A run of records:
begin
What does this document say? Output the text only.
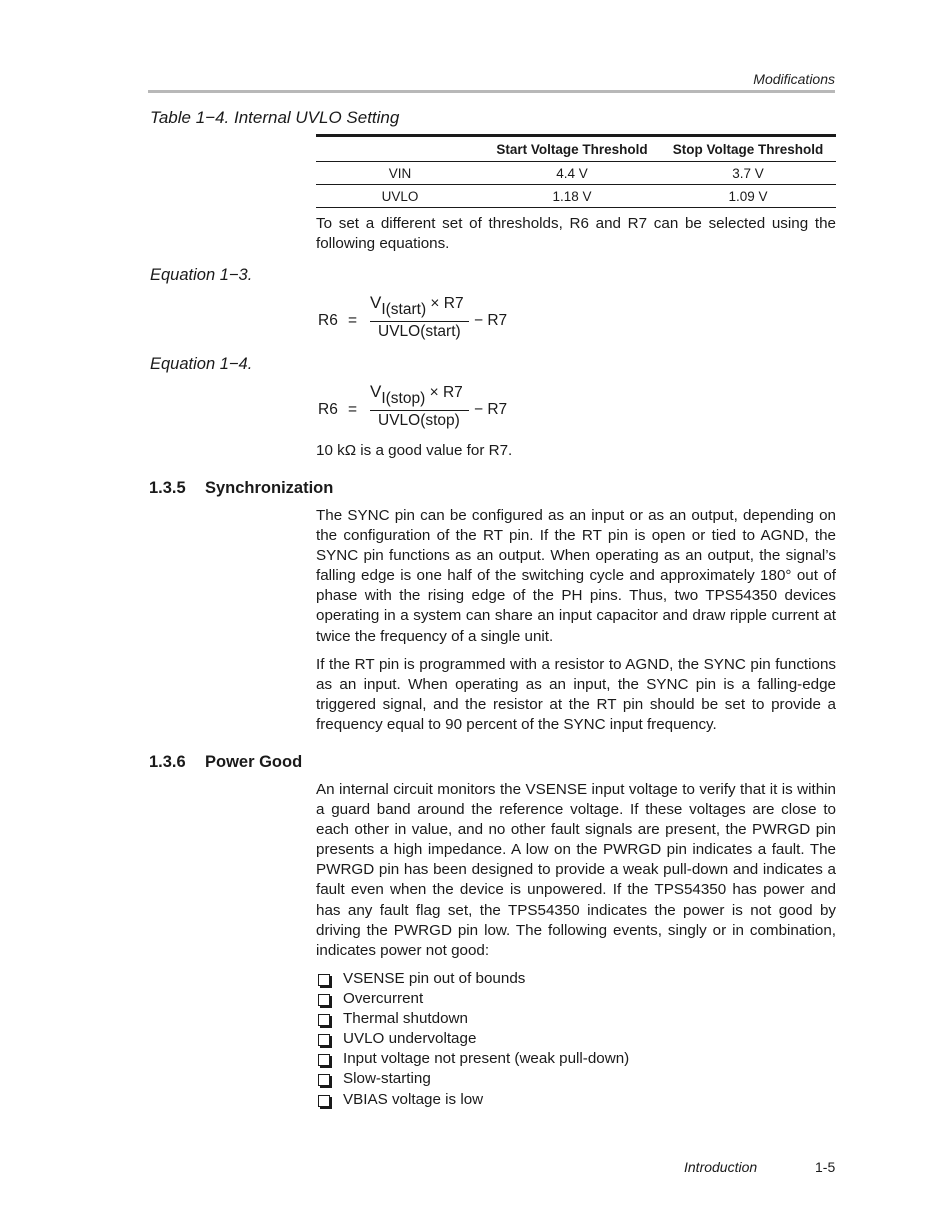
Modifications
Table 1−4. Internal UVLO Setting
	Start Voltage Threshold	Stop Voltage Threshold
VIN	4.4 V	3.7 V
UVLO	1.18 V	1.09 V

To set a different set of thresholds, R6 and R7 can be selected using the following equations.

Equation 1−3.
R6 =
VI(start) × R7
UVLO(start)
− R7
Equation 1−4.
R6 =
VI(stop) × R7
UVLO(stop)
− R7

10 kΩ is a good value for R7.

1.3.5 Synchronization

The SYNC pin can be configured as an input or as an output, depending on the configuration of the RT pin. If the RT pin is open or tied to AGND, the SYNC pin functions as an output. When operating as an output, the signal’s falling edge is one half of the switching cycle and approximately 180° out of phase with the rising edge of the PH pins. Thus, two TPS54350 devices operating in a system can share an input capacitor and draw ripple current at twice the frequency of a single unit.

If the RT pin is programmed with a resistor to AGND, the SYNC pin functions as an input. When operating as an input, the SYNC pin is a falling-edge triggered signal, and the resistor at the RT pin should be set to provide a frequency equal to 90 percent of the SYNC input frequency.

1.3.6 Power Good

An internal circuit monitors the VSENSE input voltage to verify that it is within a guard band around the reference voltage. If these voltages are close to each other in value, and no other fault signals are present, the PWRGD pin presents a high impedance. A low on the PWRGD pin indicates a fault. The PWRGD pin has been designed to provide a weak pull-down and indicates a fault even when the device is unpowered. If the TPS54350 has power and has any fault flag set, the TPS54350 indicates the power is not good by driving the PWRGD pin low. The following events, singly or in combination, indicates power not good:

VSENSE pin out of bounds
Overcurrent
Thermal shutdown
UVLO undervoltage
Input voltage not present (weak pull-down)
Slow-starting
VBIAS voltage is low
Introduction	1-5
end
● **To do**: Look through the data and show every line containing "UVLO".

● **Answer for this exercise**:
Table 1−4. Internal UVLO Setting
UVLO	1.18 V	1.09 V
UVLO(start)
UVLO(stop)
UVLO undervoltage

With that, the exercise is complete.